(Saved entries)
--- --- ---

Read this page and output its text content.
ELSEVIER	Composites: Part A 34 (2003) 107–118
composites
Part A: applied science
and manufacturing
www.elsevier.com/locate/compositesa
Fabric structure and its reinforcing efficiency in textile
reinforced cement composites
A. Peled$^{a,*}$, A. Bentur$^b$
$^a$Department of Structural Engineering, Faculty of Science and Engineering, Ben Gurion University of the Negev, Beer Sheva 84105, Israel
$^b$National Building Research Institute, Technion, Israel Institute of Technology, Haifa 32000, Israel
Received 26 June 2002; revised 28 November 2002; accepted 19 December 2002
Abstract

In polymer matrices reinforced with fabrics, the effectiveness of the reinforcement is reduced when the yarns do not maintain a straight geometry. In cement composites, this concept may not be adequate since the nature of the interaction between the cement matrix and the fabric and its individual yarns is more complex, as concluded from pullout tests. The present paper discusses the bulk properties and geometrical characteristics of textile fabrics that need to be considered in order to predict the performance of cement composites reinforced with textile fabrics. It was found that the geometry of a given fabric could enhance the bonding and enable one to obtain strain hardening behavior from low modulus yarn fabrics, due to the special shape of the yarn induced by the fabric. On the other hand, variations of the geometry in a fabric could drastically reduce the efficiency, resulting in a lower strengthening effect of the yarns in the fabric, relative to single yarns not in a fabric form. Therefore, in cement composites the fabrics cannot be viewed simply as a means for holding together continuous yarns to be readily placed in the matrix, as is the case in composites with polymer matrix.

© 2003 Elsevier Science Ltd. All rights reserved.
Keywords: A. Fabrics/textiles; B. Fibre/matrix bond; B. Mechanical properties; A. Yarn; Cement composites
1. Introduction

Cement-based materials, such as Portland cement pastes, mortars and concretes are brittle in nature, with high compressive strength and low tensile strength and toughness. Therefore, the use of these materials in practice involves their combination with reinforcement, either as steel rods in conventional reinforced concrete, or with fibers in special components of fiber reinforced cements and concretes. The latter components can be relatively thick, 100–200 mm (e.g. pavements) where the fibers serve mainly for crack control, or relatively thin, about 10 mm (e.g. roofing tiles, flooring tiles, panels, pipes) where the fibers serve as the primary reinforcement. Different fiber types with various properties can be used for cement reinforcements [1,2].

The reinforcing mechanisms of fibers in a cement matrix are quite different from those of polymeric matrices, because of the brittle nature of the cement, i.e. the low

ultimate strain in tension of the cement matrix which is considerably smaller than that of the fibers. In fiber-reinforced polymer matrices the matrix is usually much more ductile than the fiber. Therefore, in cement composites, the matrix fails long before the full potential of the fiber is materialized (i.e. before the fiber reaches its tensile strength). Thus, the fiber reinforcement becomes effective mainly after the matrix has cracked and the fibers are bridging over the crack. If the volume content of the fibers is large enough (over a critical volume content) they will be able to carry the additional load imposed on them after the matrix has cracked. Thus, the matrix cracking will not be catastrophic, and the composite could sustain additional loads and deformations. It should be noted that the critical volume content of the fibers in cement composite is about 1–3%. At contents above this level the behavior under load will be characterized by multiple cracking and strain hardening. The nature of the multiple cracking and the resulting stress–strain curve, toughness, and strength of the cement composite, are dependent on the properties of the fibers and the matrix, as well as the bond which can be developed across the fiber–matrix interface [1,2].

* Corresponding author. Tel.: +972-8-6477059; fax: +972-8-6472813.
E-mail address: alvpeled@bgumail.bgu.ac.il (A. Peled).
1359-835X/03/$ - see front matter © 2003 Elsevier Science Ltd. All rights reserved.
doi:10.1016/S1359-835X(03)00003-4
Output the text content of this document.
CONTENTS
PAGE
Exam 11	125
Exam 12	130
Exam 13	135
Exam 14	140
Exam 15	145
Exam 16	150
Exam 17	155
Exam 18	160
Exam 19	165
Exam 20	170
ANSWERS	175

--- --- ---

EXERCISE TASK:
Return the lines above, from the one containing "Output the text content of this document." to the end, exactly as they stand.

TASK RESULT:
Output the text content of this document.
CONTENTS
PAGE
Exam 11	125
Exam 12	130
Exam 13	135
Exam 14	140
Exam 15	145
Exam 16	150
Exam 17	155
Exam 18	160
Exam 19	165
Exam 20	170
ANSWERS	175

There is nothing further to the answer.